= What you have to do =
Repeat the records verbatim and leave the pictures out of your copy.

= Recorded information =
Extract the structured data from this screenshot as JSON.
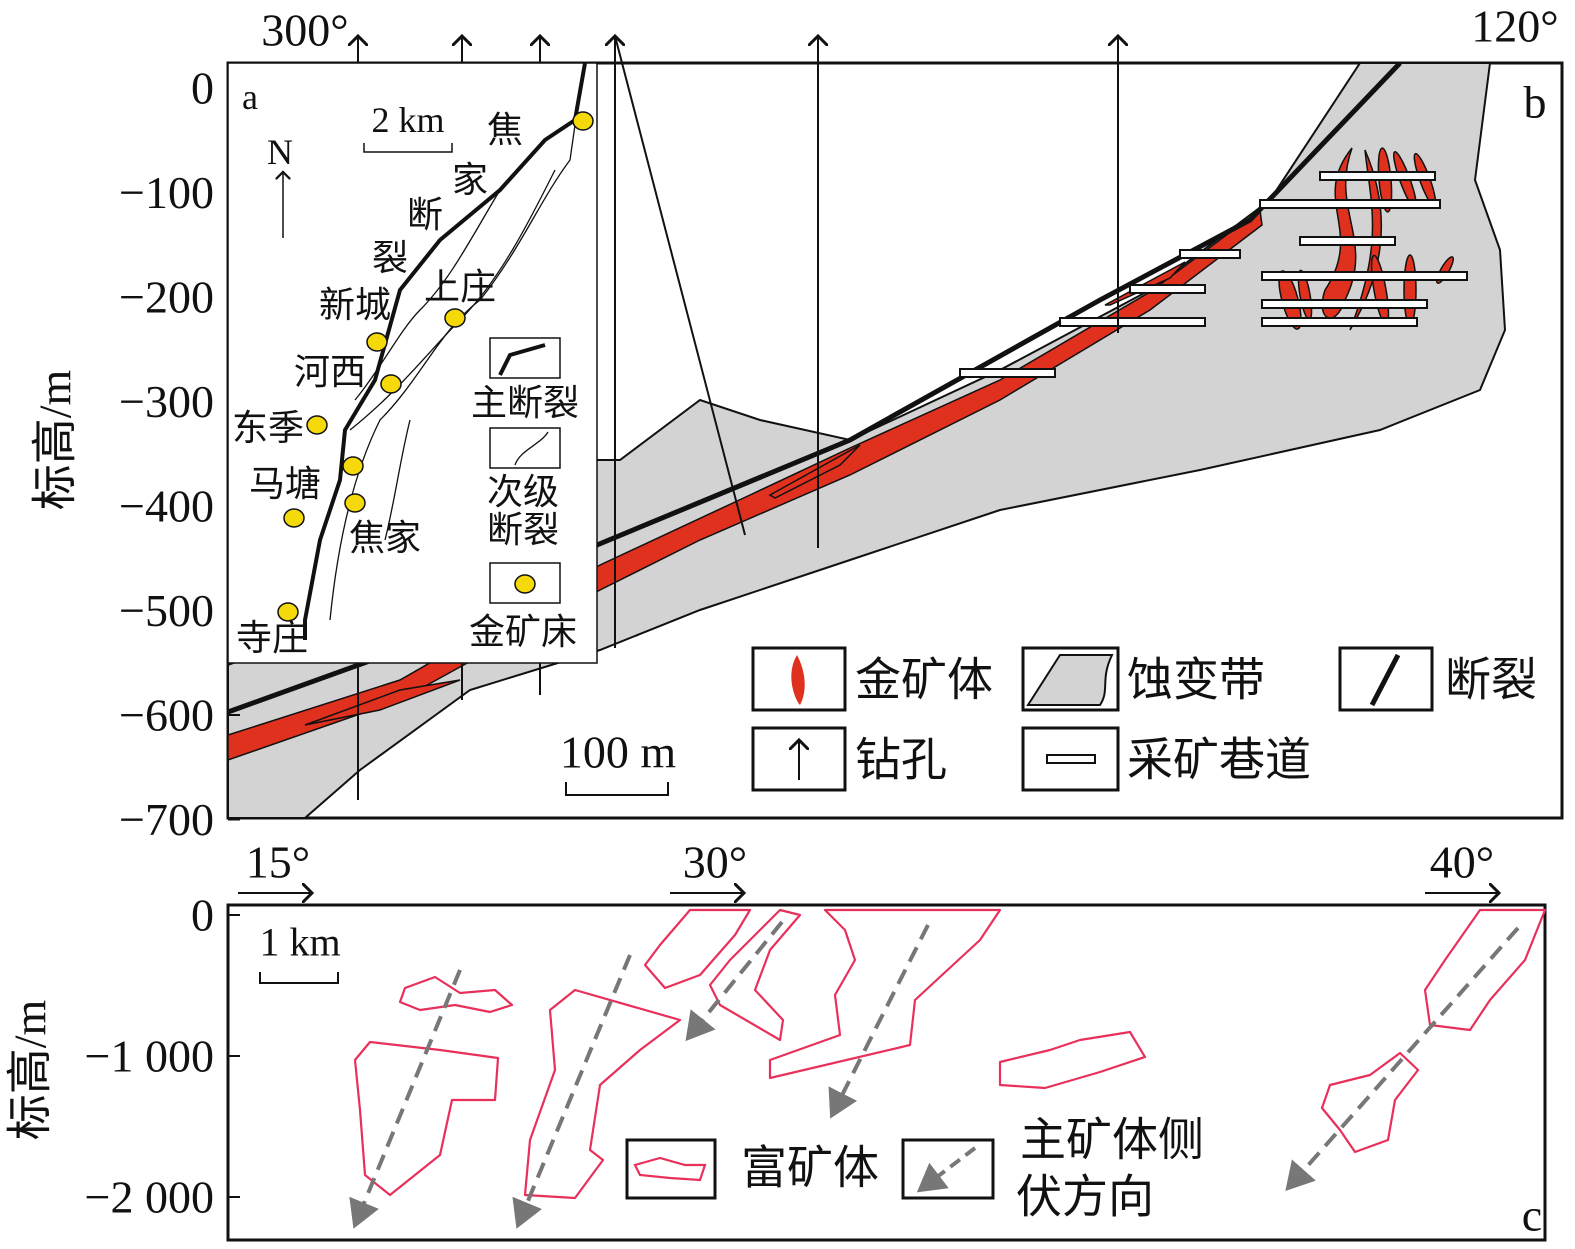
{
  "panel_b": {
    "label": "b",
    "left_direction": "300°",
    "right_direction": "120°",
    "y_axis_title": "标高/m",
    "y_ticks": [
      "0",
      "−100",
      "−200",
      "−300",
      "−400",
      "−500",
      "−600",
      "−700"
    ],
    "scale_bar": "100 m",
    "legend": [
      "金矿体",
      "蚀变带",
      "断裂",
      "钻孔",
      "采矿巷道"
    ]
  },
  "inset_a": {
    "label": "a",
    "north": "N",
    "scale_bar": "2 km",
    "fault_name": [
      "焦",
      "家",
      "断",
      "裂"
    ],
    "places": [
      "上庄",
      "新城",
      "河西",
      "东季",
      "马塘",
      "焦家",
      "寺庄"
    ],
    "legend": [
      [
        "主断裂"
      ],
      [
        "次级",
        "断裂"
      ],
      [
        "金矿床"
      ]
    ]
  },
  "panel_c": {
    "label": "c",
    "directions": [
      "15°",
      "30°",
      "40°"
    ],
    "y_axis_title": "标高/m",
    "y_ticks": [
      "0",
      "−1 000",
      "−2 000"
    ],
    "scale_bar": "1 km",
    "legend": [
      [
        "富矿体"
      ],
      [
        "主矿体侧",
        "伏方向"
      ]
    ]
  }
}
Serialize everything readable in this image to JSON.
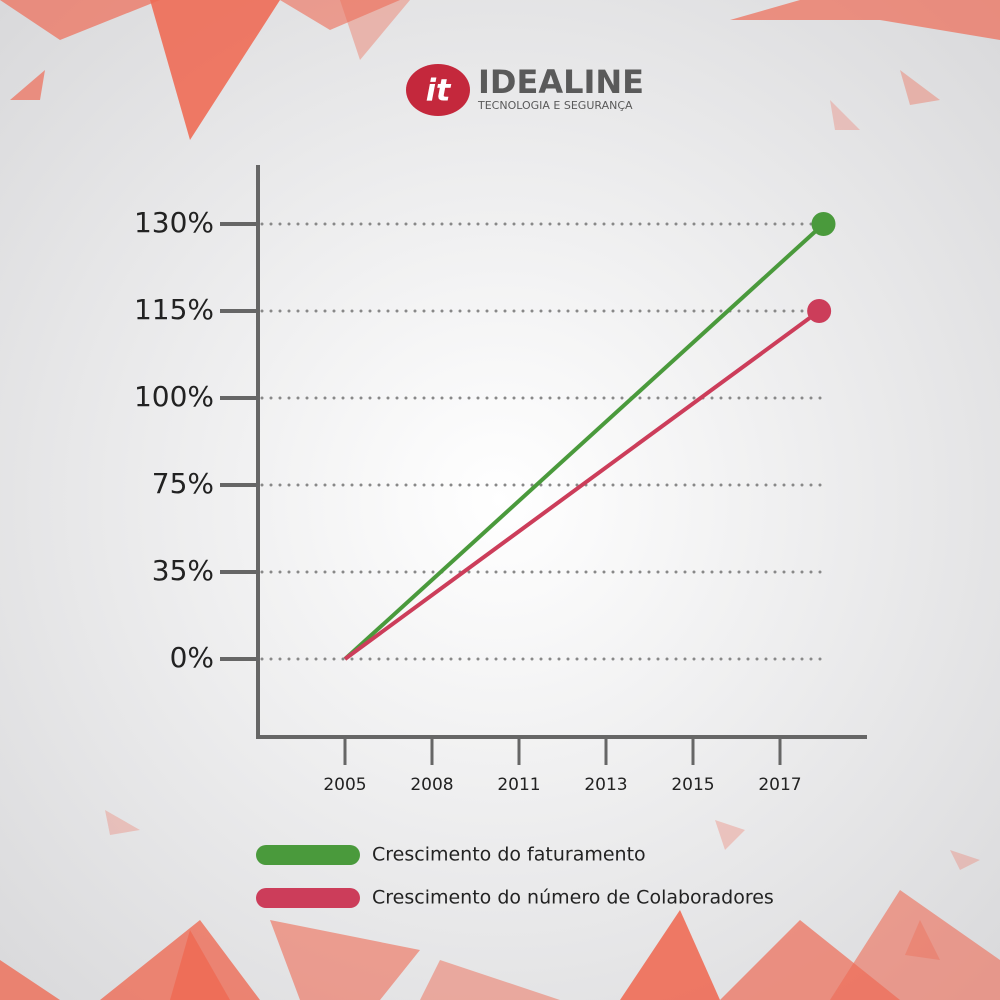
{
  "header": {
    "logo_mark": "it",
    "brand": "IDEALINE",
    "tagline": "TECNOLOGIA E SEGURANÇA"
  },
  "chart_data": {
    "type": "line",
    "xlim": [
      2002,
      2019
    ],
    "xticks": [
      2005,
      2008,
      2011,
      2013,
      2015,
      2017
    ],
    "ylim": [
      -31,
      140
    ],
    "yticks": [
      {
        "value": 0,
        "label": "0%"
      },
      {
        "value": 35,
        "label": "35%"
      },
      {
        "value": 75,
        "label": "75%"
      },
      {
        "value": 100,
        "label": "100%"
      },
      {
        "value": 115,
        "label": "115%"
      },
      {
        "value": 130,
        "label": "130%"
      }
    ],
    "grid": true,
    "series": [
      {
        "name": "Crescimento do faturamento",
        "color": "#4a9a3c",
        "x": [
          2005,
          2018
        ],
        "values": [
          0,
          130
        ]
      },
      {
        "name": "Crescimento do número de Colaboradores",
        "color": "#cc3d5a",
        "x": [
          2005,
          2017.9
        ],
        "values": [
          0,
          115
        ]
      }
    ]
  }
}
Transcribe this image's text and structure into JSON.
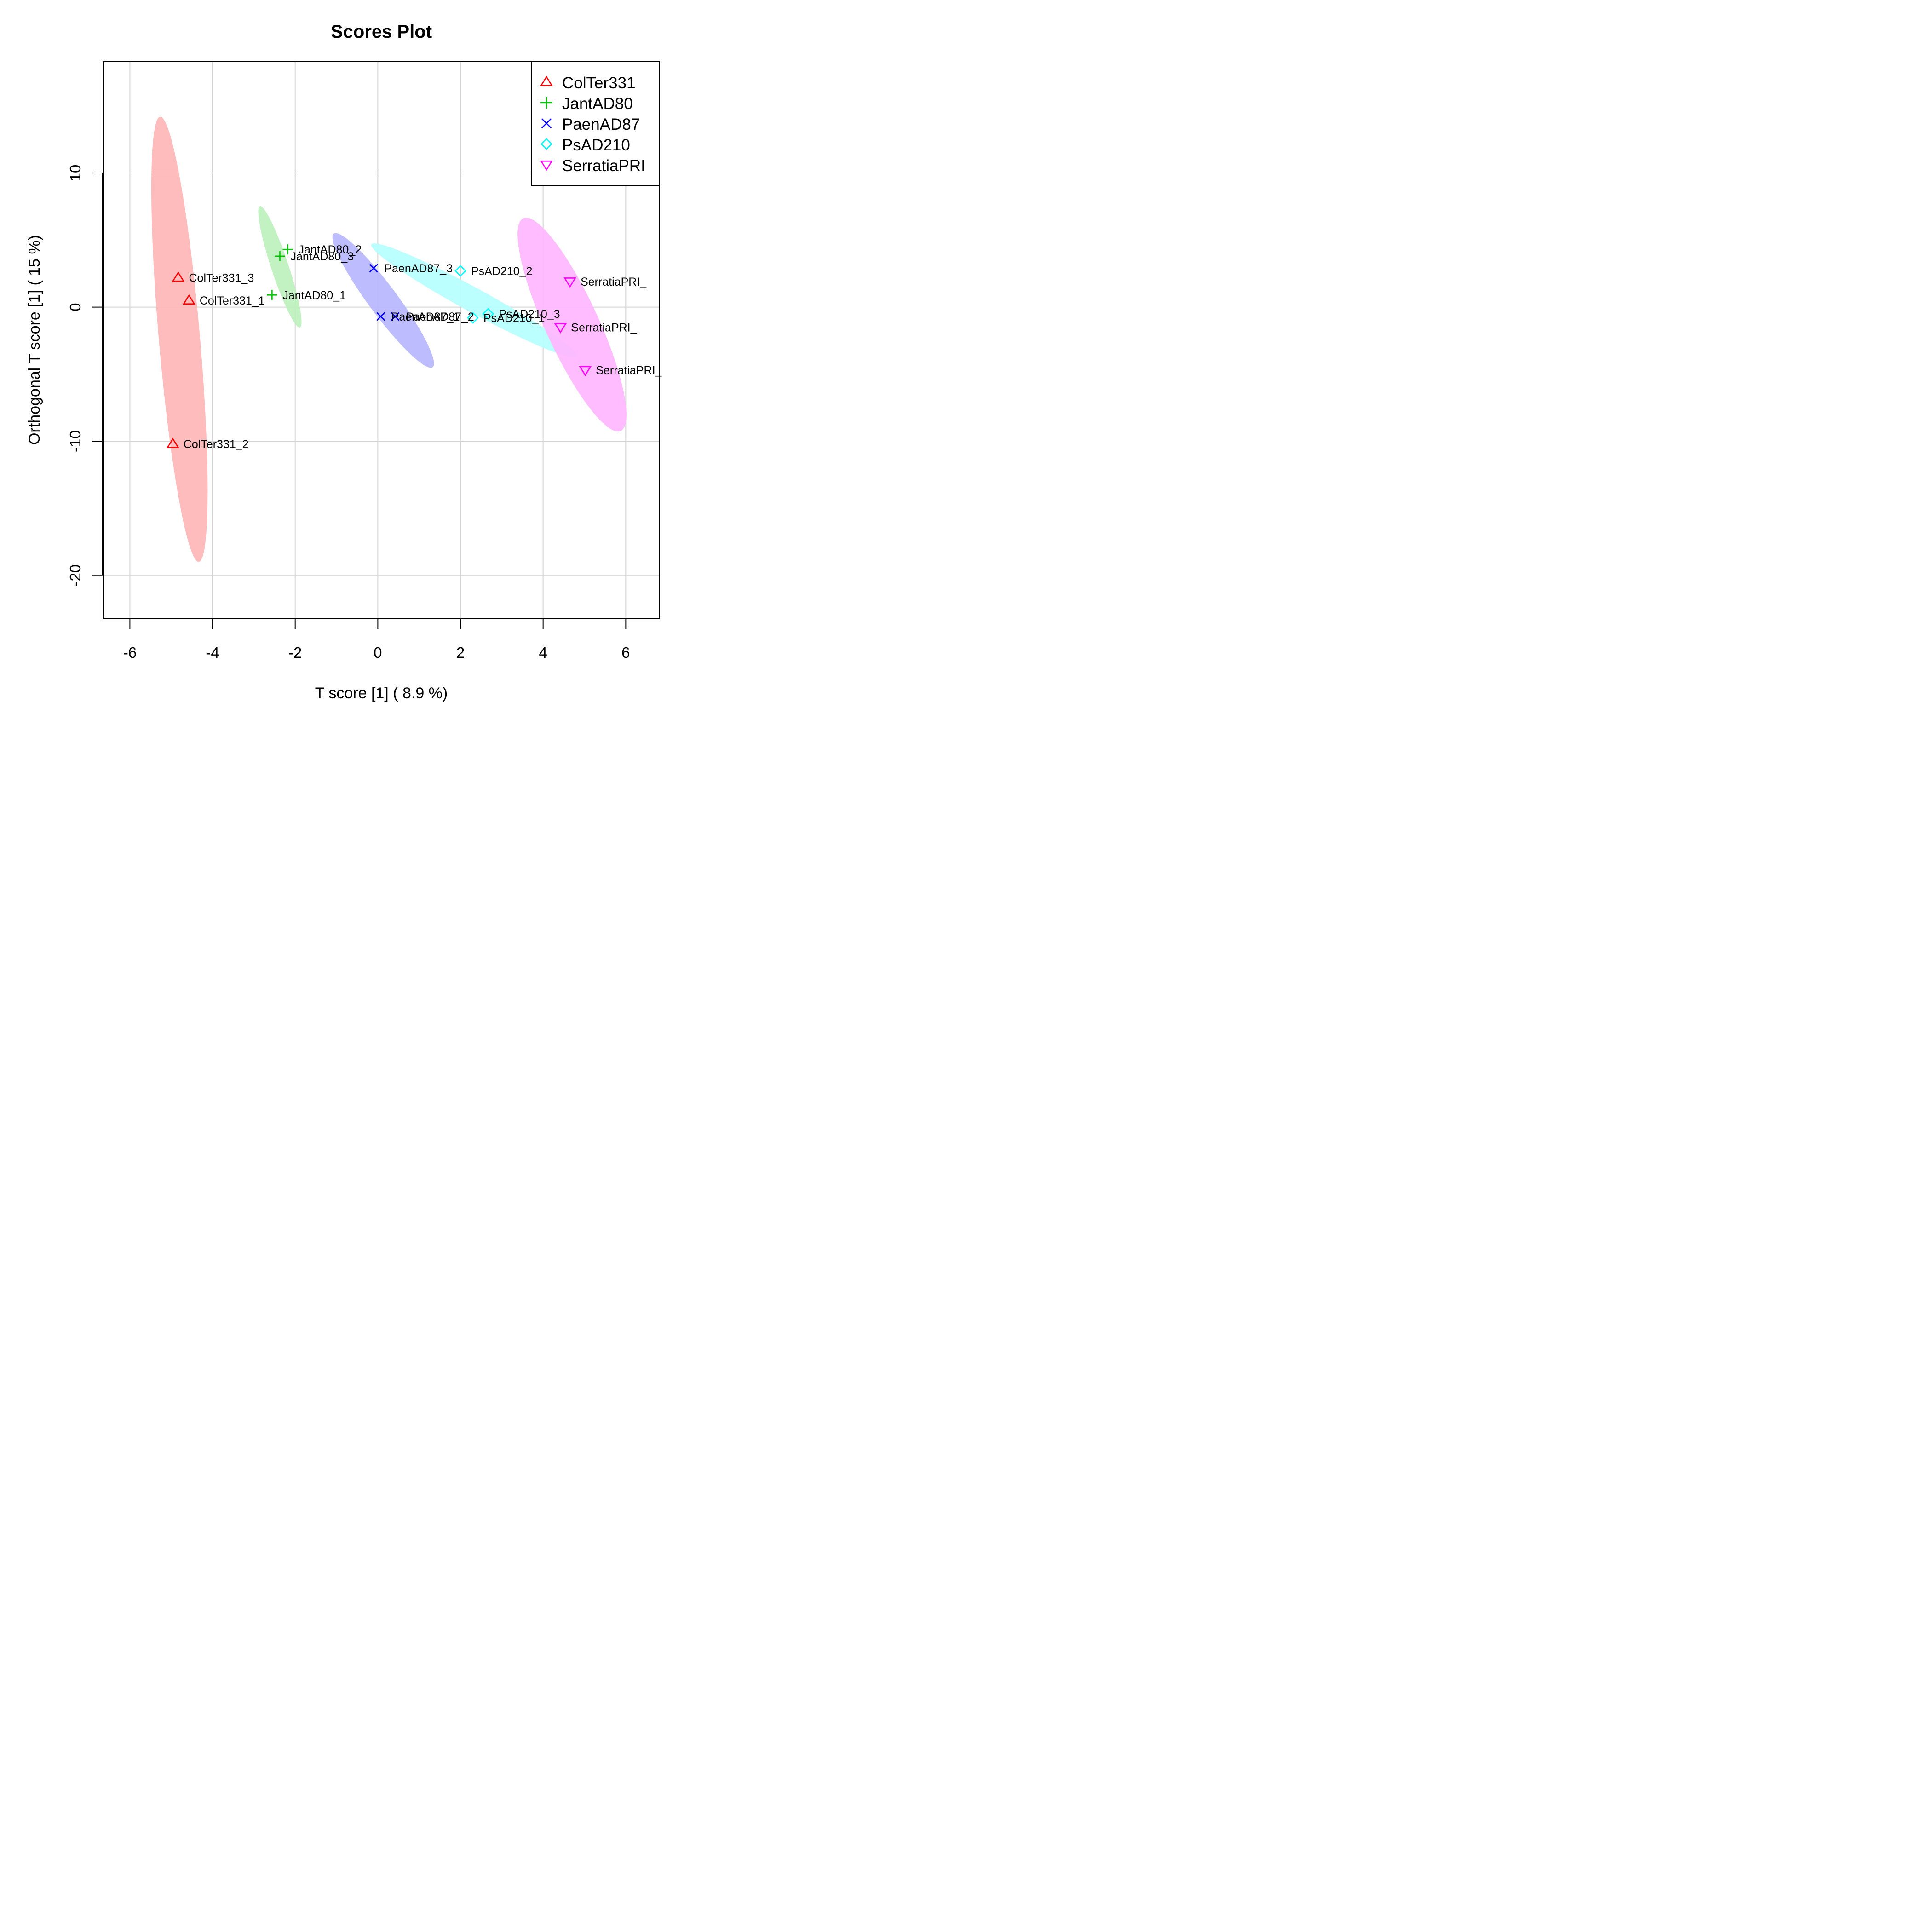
{
  "chart_data": {
    "type": "scatter",
    "title": "Scores Plot",
    "xlabel": "T score [1] ( 8.9 %)",
    "ylabel": "Orthogonal T score [1] ( 15 %)",
    "xlim": [
      -6.65,
      6.82
    ],
    "ylim": [
      -23.2,
      18.3
    ],
    "xticks": [
      -6,
      -4,
      -2,
      0,
      2,
      4,
      6
    ],
    "yticks": [
      -20,
      -10,
      0,
      10
    ],
    "grid": true,
    "legend_position": "top-right",
    "series": [
      {
        "name": "ColTer331",
        "color": "#ff0000",
        "fill": "#ffb6b6",
        "marker": "triangle-up",
        "points": [
          {
            "label": "ColTer331_1",
            "x": -4.57,
            "y": 0.5
          },
          {
            "label": "ColTer331_2",
            "x": -4.96,
            "y": -10.2
          },
          {
            "label": "ColTer331_3",
            "x": -4.83,
            "y": 2.2
          }
        ],
        "ellipse": {
          "cx": -4.8,
          "cy": -2.4,
          "rx": 16.6,
          "ry": 0.5,
          "angle_deg": -88.4
        }
      },
      {
        "name": "JantAD80",
        "color": "#00c800",
        "fill": "#bdf0bd",
        "marker": "plus",
        "points": [
          {
            "label": "JantAD80_1",
            "x": -2.56,
            "y": 0.9
          },
          {
            "label": "JantAD80_2",
            "x": -2.18,
            "y": 4.3
          },
          {
            "label": "JantAD80_3",
            "x": -2.37,
            "y": 3.8
          }
        ],
        "ellipse": {
          "cx": -2.37,
          "cy": 3.0,
          "rx": 4.55,
          "ry": 0.22,
          "angle_deg": -84.0
        }
      },
      {
        "name": "PaenAD87",
        "color": "#0000ff",
        "fill": "#b6b6ff",
        "marker": "cross",
        "points": [
          {
            "label": "PaenAD87_1",
            "x": 0.07,
            "y": -0.7
          },
          {
            "label": "PaenAD87_2",
            "x": 0.42,
            "y": -0.7
          },
          {
            "label": "PaenAD87_3",
            "x": -0.1,
            "y": 2.9
          }
        ],
        "ellipse": {
          "cx": 0.13,
          "cy": 0.5,
          "rx": 5.15,
          "ry": 0.42,
          "angle_deg": -77.0
        }
      },
      {
        "name": "PsAD210",
        "color": "#00ffff",
        "fill": "#b6ffff",
        "marker": "diamond",
        "points": [
          {
            "label": "PsAD210_1",
            "x": 2.3,
            "y": -0.8
          },
          {
            "label": "PsAD210_2",
            "x": 2.0,
            "y": 2.7
          },
          {
            "label": "PsAD210_3",
            "x": 2.67,
            "y": -0.5
          }
        ],
        "ellipse": {
          "cx": 2.33,
          "cy": 0.5,
          "rx": 4.9,
          "ry": 0.52,
          "angle_deg": -60.0
        }
      },
      {
        "name": "SerratiaPRI",
        "color": "#ff00ff",
        "fill": "#ffb6ff",
        "marker": "triangle-down",
        "points": [
          {
            "label": "SerratiaPRI_",
            "x": 4.65,
            "y": 1.9
          },
          {
            "label": "SerratiaPRI_",
            "x": 4.42,
            "y": -1.5
          },
          {
            "label": "SerratiaPRI_",
            "x": 5.02,
            "y": -4.7
          }
        ],
        "ellipse": {
          "cx": 4.7,
          "cy": -1.3,
          "rx": 8.05,
          "ry": 0.7,
          "angle_deg": -82.0
        }
      }
    ]
  }
}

= Response to this task =
Extract the structured data from this screenshot as JSON.
{
  "panel_b": {
    "label": "b",
    "left_direction": "300°",
    "right_direction": "120°",
    "y_axis_title": "标高/m",
    "y_ticks": [
      "0",
      "−100",
      "−200",
      "−300",
      "−400",
      "−500",
      "−600",
      "−700"
    ],
    "scale_bar": "100 m",
    "legend": [
      "金矿体",
      "蚀变带",
      "断裂",
      "钻孔",
      "采矿巷道"
    ]
  },
  "inset_a": {
    "label": "a",
    "north": "N",
    "scale_bar": "2 km",
    "fault_name": [
      "焦",
      "家",
      "断",
      "裂"
    ],
    "places": [
      "上庄",
      "新城",
      "河西",
      "东季",
      "马塘",
      "焦家",
      "寺庄"
    ],
    "legend": [
      [
        "主断裂"
      ],
      [
        "次级",
        "断裂"
      ],
      [
        "金矿床"
      ]
    ]
  },
  "panel_c": {
    "label": "c",
    "directions": [
      "15°",
      "30°",
      "40°"
    ],
    "y_axis_title": "标高/m",
    "y_ticks": [
      "0",
      "−1 000",
      "−2 000"
    ],
    "scale_bar": "1 km",
    "legend": [
      [
        "富矿体"
      ],
      [
        "主矿体侧",
        "伏方向"
      ]
    ]
  }
}
Serialize everything readable in this image to JSON.
{
  "header": {
    "logo_mark": "it",
    "brand": "IDEALINE",
    "tagline": "TECNOLOGIA E SEGURANÇA"
  },
  "chart_data": {
    "type": "line",
    "xlim": [
      2002,
      2019
    ],
    "xticks": [
      2005,
      2008,
      2011,
      2013,
      2015,
      2017
    ],
    "ylim": [
      -31,
      140
    ],
    "yticks": [
      {
        "value": 0,
        "label": "0%"
      },
      {
        "value": 35,
        "label": "35%"
      },
      {
        "value": 75,
        "label": "75%"
      },
      {
        "value": 100,
        "label": "100%"
      },
      {
        "value": 115,
        "label": "115%"
      },
      {
        "value": 130,
        "label": "130%"
      }
    ],
    "grid": true,
    "series": [
      {
        "name": "Crescimento do faturamento",
        "color": "#4a9a3c",
        "x": [
          2005,
          2018
        ],
        "values": [
          0,
          130
        ]
      },
      {
        "name": "Crescimento do número de Colaboradores",
        "color": "#cc3d5a",
        "x": [
          2005,
          2017.9
        ],
        "values": [
          0,
          115
        ]
      }
    ]
  }
}
Transcribe this image's text and structure into JSON.
{
  "chart_data": {
    "type": "scatter",
    "title": "Scores Plot",
    "xlabel": "T score [1] ( 8.9 %)",
    "ylabel": "Orthogonal T score [1] ( 15 %)",
    "xlim": [
      -6.65,
      6.82
    ],
    "ylim": [
      -23.2,
      18.3
    ],
    "xticks": [
      -6,
      -4,
      -2,
      0,
      2,
      4,
      6
    ],
    "yticks": [
      -20,
      -10,
      0,
      10
    ],
    "grid": true,
    "legend_position": "top-right",
    "series": [
      {
        "name": "ColTer331",
        "color": "#ff0000",
        "fill": "#ffb6b6",
        "marker": "triangle-up",
        "points": [
          {
            "label": "ColTer331_1",
            "x": -4.57,
            "y": 0.5
          },
          {
            "label": "ColTer331_2",
            "x": -4.96,
            "y": -10.2
          },
          {
            "label": "ColTer331_3",
            "x": -4.83,
            "y": 2.2
          }
        ],
        "ellipse": {
          "cx": -4.8,
          "cy": -2.4,
          "rx": 16.6,
          "ry": 0.5,
          "angle_deg": -88.4
        }
      },
      {
        "name": "JantAD80",
        "color": "#00c800",
        "fill": "#bdf0bd",
        "marker": "plus",
        "points": [
          {
            "label": "JantAD80_1",
            "x": -2.56,
            "y": 0.9
          },
          {
            "label": "JantAD80_2",
            "x": -2.18,
            "y": 4.3
          },
          {
            "label": "JantAD80_3",
            "x": -2.37,
            "y": 3.8
          }
        ],
        "ellipse": {
          "cx": -2.37,
          "cy": 3.0,
          "rx": 4.55,
          "ry": 0.22,
          "angle_deg": -84.0
        }
      },
      {
        "name": "PaenAD87",
        "color": "#0000ff",
        "fill": "#b6b6ff",
        "marker": "cross",
        "points": [
          {
            "label": "PaenAD87_1",
            "x": 0.07,
            "y": -0.7
          },
          {
            "label": "PaenAD87_2",
            "x": 0.42,
            "y": -0.7
          },
          {
            "label": "PaenAD87_3",
            "x": -0.1,
            "y": 2.9
          }
        ],
        "ellipse": {
          "cx": 0.13,
          "cy": 0.5,
          "rx": 5.15,
          "ry": 0.42,
          "angle_deg": -77.0
        }
      },
      {
        "name": "PsAD210",
        "color": "#00ffff",
        "fill": "#b6ffff",
        "marker": "diamond",
        "points": [
          {
            "label": "PsAD210_1",
            "x": 2.3,
            "y": -0.8
          },
          {
            "label": "PsAD210_2",
            "x": 2.0,
            "y": 2.7
          },
          {
            "label": "PsAD210_3",
            "x": 2.67,
            "y": -0.5
          }
        ],
        "ellipse": {
          "cx": 2.33,
          "cy": 0.5,
          "rx": 4.9,
          "ry": 0.52,
          "angle_deg": -60.0
        }
      },
      {
        "name": "SerratiaPRI",
        "color": "#ff00ff",
        "fill": "#ffb6ff",
        "marker": "triangle-down",
        "points": [
          {
            "label": "SerratiaPRI_",
            "x": 4.65,
            "y": 1.9
          },
          {
            "label": "SerratiaPRI_",
            "x": 4.42,
            "y": -1.5
          },
          {
            "label": "SerratiaPRI_",
            "x": 5.02,
            "y": -4.7
          }
        ],
        "ellipse": {
          "cx": 4.7,
          "cy": -1.3,
          "rx": 8.05,
          "ry": 0.7,
          "angle_deg": -82.0
        }
      }
    ]
  }
}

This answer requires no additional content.